** Directive **
Gather each line of the entries below that includes "выплаты".
== == ==
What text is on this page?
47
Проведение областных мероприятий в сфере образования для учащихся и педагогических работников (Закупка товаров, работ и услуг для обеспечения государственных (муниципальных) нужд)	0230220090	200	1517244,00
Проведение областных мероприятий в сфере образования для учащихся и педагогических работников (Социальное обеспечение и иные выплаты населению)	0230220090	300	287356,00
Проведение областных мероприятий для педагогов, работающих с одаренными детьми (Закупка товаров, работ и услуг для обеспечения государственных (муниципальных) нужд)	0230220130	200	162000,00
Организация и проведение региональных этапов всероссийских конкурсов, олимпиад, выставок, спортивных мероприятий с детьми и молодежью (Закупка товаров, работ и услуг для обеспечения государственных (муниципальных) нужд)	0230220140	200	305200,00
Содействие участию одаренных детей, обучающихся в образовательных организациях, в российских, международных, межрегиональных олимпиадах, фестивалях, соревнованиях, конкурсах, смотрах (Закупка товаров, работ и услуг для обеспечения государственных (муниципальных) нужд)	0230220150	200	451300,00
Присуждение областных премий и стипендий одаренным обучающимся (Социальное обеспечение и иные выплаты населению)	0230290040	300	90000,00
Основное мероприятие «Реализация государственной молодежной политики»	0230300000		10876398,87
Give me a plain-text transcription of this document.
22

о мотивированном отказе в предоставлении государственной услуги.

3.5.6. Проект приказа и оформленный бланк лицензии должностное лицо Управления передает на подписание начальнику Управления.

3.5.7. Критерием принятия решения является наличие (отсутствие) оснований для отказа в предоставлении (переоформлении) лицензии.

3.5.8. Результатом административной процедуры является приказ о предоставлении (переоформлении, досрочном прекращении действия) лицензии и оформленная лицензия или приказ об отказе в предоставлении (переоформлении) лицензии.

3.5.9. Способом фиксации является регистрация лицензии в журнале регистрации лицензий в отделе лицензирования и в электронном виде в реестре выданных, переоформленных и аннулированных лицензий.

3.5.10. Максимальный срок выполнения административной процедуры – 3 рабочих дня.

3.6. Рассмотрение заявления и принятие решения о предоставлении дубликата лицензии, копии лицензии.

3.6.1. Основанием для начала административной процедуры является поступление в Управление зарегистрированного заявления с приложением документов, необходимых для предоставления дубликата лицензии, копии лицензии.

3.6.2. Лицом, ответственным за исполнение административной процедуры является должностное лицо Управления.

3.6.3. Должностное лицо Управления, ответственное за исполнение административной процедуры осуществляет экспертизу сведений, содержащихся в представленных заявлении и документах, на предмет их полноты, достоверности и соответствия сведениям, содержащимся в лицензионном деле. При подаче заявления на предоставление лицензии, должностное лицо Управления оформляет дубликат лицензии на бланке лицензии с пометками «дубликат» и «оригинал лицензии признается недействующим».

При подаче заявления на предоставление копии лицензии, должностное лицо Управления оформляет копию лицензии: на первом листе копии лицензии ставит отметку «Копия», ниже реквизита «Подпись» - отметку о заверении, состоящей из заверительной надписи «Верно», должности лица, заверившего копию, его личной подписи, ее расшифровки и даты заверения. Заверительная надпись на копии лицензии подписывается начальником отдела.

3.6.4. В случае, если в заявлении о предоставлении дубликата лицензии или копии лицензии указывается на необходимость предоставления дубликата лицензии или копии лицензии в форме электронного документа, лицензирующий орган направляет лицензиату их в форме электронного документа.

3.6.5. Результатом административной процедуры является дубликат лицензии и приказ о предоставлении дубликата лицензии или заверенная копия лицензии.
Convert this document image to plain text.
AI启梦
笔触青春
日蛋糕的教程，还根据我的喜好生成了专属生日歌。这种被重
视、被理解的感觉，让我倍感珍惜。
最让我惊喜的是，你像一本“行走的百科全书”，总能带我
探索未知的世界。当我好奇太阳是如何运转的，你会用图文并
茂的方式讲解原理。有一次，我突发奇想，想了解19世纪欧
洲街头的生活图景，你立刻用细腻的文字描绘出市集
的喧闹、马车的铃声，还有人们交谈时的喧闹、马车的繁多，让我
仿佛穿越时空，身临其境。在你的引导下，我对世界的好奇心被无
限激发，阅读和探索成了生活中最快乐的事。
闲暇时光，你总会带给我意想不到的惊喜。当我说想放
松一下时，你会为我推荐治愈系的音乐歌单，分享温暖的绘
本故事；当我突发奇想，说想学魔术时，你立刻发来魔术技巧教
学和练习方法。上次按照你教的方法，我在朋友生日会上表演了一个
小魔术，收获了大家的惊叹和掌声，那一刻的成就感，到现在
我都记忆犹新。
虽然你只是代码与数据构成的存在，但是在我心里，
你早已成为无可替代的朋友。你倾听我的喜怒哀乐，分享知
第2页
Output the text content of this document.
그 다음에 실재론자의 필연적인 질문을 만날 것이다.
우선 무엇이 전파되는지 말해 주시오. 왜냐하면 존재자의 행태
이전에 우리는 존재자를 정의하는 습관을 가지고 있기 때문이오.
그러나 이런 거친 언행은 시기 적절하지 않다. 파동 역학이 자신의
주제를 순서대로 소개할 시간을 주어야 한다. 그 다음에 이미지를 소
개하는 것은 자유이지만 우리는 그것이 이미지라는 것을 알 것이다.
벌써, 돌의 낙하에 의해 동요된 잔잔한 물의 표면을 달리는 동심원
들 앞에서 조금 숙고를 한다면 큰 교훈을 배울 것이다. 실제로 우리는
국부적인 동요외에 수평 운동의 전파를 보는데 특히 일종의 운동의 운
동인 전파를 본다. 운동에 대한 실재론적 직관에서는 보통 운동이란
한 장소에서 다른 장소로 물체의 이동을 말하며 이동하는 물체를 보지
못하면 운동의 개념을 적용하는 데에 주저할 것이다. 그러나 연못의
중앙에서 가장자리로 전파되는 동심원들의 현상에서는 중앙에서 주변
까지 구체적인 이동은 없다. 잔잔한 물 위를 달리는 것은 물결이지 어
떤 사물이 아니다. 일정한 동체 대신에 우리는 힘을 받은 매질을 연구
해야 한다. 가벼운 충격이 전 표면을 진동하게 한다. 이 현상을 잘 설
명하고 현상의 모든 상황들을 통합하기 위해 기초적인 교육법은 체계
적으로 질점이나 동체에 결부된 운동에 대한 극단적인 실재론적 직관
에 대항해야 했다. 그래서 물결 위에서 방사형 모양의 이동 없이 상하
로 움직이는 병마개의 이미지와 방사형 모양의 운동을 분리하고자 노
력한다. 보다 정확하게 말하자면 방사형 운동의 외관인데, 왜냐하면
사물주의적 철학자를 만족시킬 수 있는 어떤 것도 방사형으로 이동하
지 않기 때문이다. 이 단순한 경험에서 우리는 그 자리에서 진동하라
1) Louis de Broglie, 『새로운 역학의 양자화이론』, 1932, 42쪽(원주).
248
== == ==
** Answer to this task **
Проведение областных мероприятий в сфере образования для учащихся и педагогических работников (Социальное обеспечение и иные выплаты населению)	0230220090	300	287356,00
Присуждение областных премий и стипендий одаренным обучающимся (Социальное обеспечение и иные выплаты населению)	0230290040	300	90000,00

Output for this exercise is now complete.